▶ _Task goal_:
Single out each line with the word "SRMTID" and copy it.

▶ _Given records_:
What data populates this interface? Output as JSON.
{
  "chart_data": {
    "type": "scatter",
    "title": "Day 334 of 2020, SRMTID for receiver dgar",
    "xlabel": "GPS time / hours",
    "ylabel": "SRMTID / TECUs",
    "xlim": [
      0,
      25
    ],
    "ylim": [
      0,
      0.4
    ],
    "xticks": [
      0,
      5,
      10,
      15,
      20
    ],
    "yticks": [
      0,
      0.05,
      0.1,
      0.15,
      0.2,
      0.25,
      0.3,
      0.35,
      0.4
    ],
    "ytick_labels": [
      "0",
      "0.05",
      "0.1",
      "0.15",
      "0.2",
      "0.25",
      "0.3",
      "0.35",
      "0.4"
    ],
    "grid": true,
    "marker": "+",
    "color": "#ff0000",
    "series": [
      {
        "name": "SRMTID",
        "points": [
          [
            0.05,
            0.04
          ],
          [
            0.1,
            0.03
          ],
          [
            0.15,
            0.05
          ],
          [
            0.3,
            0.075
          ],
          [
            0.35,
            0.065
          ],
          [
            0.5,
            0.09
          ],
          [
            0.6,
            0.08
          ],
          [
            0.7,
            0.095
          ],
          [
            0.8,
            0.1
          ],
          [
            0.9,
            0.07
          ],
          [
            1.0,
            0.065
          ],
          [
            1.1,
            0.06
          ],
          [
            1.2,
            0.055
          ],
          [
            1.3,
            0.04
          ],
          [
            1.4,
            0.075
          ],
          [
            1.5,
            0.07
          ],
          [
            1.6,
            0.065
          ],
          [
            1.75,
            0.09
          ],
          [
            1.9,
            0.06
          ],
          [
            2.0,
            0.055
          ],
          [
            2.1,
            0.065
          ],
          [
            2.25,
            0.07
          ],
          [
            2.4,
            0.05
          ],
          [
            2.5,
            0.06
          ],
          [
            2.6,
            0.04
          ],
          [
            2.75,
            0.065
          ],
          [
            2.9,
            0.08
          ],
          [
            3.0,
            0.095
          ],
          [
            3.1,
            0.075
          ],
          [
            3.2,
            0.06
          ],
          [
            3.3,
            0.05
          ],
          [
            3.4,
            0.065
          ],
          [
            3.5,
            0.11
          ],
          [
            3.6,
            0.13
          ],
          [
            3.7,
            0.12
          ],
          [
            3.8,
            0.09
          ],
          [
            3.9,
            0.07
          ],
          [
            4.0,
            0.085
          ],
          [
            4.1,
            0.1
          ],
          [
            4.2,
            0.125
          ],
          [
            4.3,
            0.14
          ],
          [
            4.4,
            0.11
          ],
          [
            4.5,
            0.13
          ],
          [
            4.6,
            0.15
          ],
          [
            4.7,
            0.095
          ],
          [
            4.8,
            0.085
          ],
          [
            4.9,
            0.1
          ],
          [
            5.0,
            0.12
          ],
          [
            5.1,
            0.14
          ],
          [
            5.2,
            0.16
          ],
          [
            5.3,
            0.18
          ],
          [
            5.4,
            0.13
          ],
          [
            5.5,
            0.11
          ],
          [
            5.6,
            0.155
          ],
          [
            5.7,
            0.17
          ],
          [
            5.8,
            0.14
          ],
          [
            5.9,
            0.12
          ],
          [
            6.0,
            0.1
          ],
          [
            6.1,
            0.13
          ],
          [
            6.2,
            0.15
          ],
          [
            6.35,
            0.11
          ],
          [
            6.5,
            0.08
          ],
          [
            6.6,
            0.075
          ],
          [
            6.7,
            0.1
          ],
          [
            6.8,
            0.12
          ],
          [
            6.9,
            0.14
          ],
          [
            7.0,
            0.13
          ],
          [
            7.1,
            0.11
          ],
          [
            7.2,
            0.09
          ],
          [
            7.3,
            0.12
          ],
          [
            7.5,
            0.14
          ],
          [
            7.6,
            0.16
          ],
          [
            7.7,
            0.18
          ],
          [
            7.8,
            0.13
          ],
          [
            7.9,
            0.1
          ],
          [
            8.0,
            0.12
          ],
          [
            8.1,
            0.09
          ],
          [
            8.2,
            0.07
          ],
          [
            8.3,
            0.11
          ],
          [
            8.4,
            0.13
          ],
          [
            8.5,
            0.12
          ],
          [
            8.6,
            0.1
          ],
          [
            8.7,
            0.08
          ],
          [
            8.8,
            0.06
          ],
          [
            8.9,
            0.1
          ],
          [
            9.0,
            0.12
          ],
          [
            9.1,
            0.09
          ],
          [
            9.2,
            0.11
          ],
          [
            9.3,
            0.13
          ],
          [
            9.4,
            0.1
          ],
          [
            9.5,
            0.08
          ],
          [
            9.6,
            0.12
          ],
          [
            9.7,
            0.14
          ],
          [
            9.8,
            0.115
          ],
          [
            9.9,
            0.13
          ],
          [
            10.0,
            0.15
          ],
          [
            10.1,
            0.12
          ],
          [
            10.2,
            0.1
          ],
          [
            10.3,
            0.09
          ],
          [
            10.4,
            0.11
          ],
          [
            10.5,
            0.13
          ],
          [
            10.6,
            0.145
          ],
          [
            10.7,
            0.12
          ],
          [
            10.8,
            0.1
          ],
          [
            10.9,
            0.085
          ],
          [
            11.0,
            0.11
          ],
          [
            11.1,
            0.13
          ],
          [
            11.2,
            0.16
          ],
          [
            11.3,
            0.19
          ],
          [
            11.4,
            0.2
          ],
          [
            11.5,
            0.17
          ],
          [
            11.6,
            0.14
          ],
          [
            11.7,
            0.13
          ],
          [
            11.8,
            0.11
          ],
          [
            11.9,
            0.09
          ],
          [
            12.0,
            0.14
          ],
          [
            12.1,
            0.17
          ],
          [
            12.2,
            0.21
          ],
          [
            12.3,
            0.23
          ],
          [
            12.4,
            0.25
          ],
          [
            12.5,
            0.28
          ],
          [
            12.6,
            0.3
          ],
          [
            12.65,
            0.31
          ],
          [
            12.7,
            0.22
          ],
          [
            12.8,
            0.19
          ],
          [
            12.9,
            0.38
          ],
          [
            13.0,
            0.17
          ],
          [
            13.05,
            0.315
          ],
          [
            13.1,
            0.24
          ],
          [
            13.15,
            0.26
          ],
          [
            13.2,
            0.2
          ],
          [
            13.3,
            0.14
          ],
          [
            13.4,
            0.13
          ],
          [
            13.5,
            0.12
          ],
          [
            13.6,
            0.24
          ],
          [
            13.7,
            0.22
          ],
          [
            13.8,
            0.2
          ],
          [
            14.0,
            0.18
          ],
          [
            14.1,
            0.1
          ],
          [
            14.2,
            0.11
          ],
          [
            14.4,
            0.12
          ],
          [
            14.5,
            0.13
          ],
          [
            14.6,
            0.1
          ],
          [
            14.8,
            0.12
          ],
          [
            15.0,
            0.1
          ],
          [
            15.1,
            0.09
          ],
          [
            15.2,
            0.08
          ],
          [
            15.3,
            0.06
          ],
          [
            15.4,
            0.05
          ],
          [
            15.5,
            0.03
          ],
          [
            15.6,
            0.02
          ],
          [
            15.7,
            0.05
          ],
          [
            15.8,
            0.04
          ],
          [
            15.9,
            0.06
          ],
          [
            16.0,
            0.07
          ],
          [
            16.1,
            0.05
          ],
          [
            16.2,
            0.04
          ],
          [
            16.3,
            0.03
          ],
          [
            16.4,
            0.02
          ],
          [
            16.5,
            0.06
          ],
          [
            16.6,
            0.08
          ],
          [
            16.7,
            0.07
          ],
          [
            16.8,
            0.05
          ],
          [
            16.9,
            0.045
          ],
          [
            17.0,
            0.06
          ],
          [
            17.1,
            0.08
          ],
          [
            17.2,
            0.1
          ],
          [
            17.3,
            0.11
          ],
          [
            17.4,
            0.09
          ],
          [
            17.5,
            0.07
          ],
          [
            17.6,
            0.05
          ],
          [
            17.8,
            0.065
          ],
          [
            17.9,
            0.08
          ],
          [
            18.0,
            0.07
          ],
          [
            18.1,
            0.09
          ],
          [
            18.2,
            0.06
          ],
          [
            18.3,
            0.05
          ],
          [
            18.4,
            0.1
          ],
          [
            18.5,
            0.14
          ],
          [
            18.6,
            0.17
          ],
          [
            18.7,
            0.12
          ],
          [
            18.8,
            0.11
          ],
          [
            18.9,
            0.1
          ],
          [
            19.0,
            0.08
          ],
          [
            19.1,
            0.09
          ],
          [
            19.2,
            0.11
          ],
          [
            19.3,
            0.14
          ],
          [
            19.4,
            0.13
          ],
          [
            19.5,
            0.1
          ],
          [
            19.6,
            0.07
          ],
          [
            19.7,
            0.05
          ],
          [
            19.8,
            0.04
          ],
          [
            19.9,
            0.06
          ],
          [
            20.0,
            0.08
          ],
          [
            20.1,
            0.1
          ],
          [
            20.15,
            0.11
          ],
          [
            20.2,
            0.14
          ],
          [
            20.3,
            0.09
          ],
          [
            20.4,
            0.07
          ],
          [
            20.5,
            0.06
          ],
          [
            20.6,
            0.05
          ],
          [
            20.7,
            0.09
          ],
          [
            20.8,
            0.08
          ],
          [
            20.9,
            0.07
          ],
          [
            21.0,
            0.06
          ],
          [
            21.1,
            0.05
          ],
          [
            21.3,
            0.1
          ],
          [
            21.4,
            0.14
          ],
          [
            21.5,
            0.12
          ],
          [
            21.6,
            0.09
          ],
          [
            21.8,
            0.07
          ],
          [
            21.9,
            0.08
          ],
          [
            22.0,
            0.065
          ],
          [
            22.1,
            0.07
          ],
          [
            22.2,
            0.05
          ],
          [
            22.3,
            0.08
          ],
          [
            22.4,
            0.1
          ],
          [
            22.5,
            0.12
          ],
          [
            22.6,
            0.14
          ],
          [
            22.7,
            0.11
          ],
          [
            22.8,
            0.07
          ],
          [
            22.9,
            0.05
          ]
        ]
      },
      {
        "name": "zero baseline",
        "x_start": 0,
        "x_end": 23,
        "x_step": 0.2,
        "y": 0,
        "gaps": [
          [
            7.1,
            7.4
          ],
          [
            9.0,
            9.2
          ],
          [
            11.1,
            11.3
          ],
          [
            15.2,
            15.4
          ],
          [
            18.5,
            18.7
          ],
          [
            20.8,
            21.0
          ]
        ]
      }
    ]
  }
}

▶ _Answer for this exercise_:
    "title": "Day 334 of 2020, SRMTID for receiver dgar",
    "ylabel": "SRMTID / TECUs",
        "name": "SRMTID",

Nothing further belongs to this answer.